**Work required:** Could you print every record below exactly as it appears?

**Records:**
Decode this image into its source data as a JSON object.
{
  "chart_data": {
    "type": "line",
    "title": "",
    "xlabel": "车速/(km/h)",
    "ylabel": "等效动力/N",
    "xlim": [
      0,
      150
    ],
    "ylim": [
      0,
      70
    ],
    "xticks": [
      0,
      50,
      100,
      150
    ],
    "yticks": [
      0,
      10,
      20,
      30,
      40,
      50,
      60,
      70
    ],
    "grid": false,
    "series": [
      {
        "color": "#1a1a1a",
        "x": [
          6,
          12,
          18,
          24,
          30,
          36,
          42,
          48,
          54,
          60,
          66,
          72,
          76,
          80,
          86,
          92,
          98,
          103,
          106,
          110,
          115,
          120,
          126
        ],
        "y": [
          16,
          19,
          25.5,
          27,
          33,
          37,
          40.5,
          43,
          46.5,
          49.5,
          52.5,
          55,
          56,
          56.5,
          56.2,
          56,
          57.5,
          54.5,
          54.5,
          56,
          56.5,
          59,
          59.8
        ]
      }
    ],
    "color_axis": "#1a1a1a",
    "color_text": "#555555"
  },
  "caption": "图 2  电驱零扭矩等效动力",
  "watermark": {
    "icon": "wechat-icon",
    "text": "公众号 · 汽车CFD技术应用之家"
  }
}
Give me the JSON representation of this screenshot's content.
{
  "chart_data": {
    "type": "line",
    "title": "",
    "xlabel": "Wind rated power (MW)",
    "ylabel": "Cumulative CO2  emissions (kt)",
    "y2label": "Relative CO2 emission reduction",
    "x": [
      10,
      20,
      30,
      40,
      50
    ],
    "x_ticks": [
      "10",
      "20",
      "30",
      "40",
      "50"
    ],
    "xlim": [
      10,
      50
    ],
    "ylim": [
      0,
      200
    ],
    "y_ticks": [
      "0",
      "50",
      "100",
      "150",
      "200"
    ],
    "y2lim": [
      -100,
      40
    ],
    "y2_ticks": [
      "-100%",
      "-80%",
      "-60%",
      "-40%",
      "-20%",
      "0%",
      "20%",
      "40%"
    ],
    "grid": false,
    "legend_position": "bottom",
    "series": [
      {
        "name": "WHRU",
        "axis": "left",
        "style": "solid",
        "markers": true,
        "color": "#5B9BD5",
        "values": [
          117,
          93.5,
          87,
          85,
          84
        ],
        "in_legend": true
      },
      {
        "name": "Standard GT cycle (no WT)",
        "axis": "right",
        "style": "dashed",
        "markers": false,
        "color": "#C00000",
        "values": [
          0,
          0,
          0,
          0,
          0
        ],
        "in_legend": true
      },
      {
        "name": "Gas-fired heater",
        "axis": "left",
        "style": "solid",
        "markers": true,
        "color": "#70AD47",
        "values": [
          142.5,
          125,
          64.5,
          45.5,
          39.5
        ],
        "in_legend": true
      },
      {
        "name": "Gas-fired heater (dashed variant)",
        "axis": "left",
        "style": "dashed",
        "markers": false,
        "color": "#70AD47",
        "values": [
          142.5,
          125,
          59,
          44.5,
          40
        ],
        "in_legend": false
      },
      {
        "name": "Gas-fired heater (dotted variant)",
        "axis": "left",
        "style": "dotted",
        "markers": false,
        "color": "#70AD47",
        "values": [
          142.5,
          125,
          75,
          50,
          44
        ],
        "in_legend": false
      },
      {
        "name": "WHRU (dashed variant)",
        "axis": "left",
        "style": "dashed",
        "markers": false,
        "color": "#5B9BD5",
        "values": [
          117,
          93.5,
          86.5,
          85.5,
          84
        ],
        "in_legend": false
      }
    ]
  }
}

**Answer to this exercise:**
Decode this image into its source data as a JSON object.
{
  "chart_data": {
    "type": "line",
    "title": "",
    "xlabel": "车速/(km/h)",
    "ylabel": "等效动力/N",
    "xlim": [
      0,
      150
    ],
    "ylim": [
      0,
      70
    ],
    "xticks": [
      0,
      50,
      100,
      150
    ],
    "yticks": [
      0,
      10,
      20,
      30,
      40,
      50,
      60,
      70
    ],
    "grid": false,
    "series": [
      {
        "color": "#1a1a1a",
        "x": [
          6,
          12,
          18,
          24,
          30,
          36,
          42,
          48,
          54,
          60,
          66,
          72,
          76,
          80,
          86,
          92,
          98,
          103,
          106,
          110,
          115,
          120,
          126
        ],
        "y": [
          16,
          19,
          25.5,
          27,
          33,
          37,
          40.5,
          43,
          46.5,
          49.5,
          52.5,
          55,
          56,
          56.5,
          56.2,
          56,
          57.5,
          54.5,
          54.5,
          56,
          56.5,
          59,
          59.8
        ]
      }
    ],
    "color_axis": "#1a1a1a",
    "color_text": "#555555"
  },
  "caption": "图 2  电驱零扭矩等效动力",
  "watermark": {
    "icon": "wechat-icon",
    "text": "公众号 · 汽车CFD技术应用之家"
  }
}
Give me the JSON representation of this screenshot's content.
{
  "chart_data": {
    "type": "line",
    "title": "",
    "xlabel": "Wind rated power (MW)",
    "ylabel": "Cumulative CO2  emissions (kt)",
    "y2label": "Relative CO2 emission reduction",
    "x": [
      10,
      20,
      30,
      40,
      50
    ],
    "x_ticks": [
      "10",
      "20",
      "30",
      "40",
      "50"
    ],
    "xlim": [
      10,
      50
    ],
    "ylim": [
      0,
      200
    ],
    "y_ticks": [
      "0",
      "50",
      "100",
      "150",
      "200"
    ],
    "y2lim": [
      -100,
      40
    ],
    "y2_ticks": [
      "-100%",
      "-80%",
      "-60%",
      "-40%",
      "-20%",
      "0%",
      "20%",
      "40%"
    ],
    "grid": false,
    "legend_position": "bottom",
    "series": [
      {
        "name": "WHRU",
        "axis": "left",
        "style": "solid",
        "markers": true,
        "color": "#5B9BD5",
        "values": [
          117,
          93.5,
          87,
          85,
          84
        ],
        "in_legend": true
      },
      {
        "name": "Standard GT cycle (no WT)",
        "axis": "right",
        "style": "dashed",
        "markers": false,
        "color": "#C00000",
        "values": [
          0,
          0,
          0,
          0,
          0
        ],
        "in_legend": true
      },
      {
        "name": "Gas-fired heater",
        "axis": "left",
        "style": "solid",
        "markers": true,
        "color": "#70AD47",
        "values": [
          142.5,
          125,
          64.5,
          45.5,
          39.5
        ],
        "in_legend": true
      },
      {
        "name": "Gas-fired heater (dashed variant)",
        "axis": "left",
        "style": "dashed",
        "markers": false,
        "color": "#70AD47",
        "values": [
          142.5,
          125,
          59,
          44.5,
          40
        ],
        "in_legend": false
      },
      {
        "name": "Gas-fired heater (dotted variant)",
        "axis": "left",
        "style": "dotted",
        "markers": false,
        "color": "#70AD47",
        "values": [
          142.5,
          125,
          75,
          50,
          44
        ],
        "in_legend": false
      },
      {
        "name": "WHRU (dashed variant)",
        "axis": "left",
        "style": "dashed",
        "markers": false,
        "color": "#5B9BD5",
        "values": [
          117,
          93.5,
          86.5,
          85.5,
          84
        ],
        "in_legend": false
      }
    ]
  }
}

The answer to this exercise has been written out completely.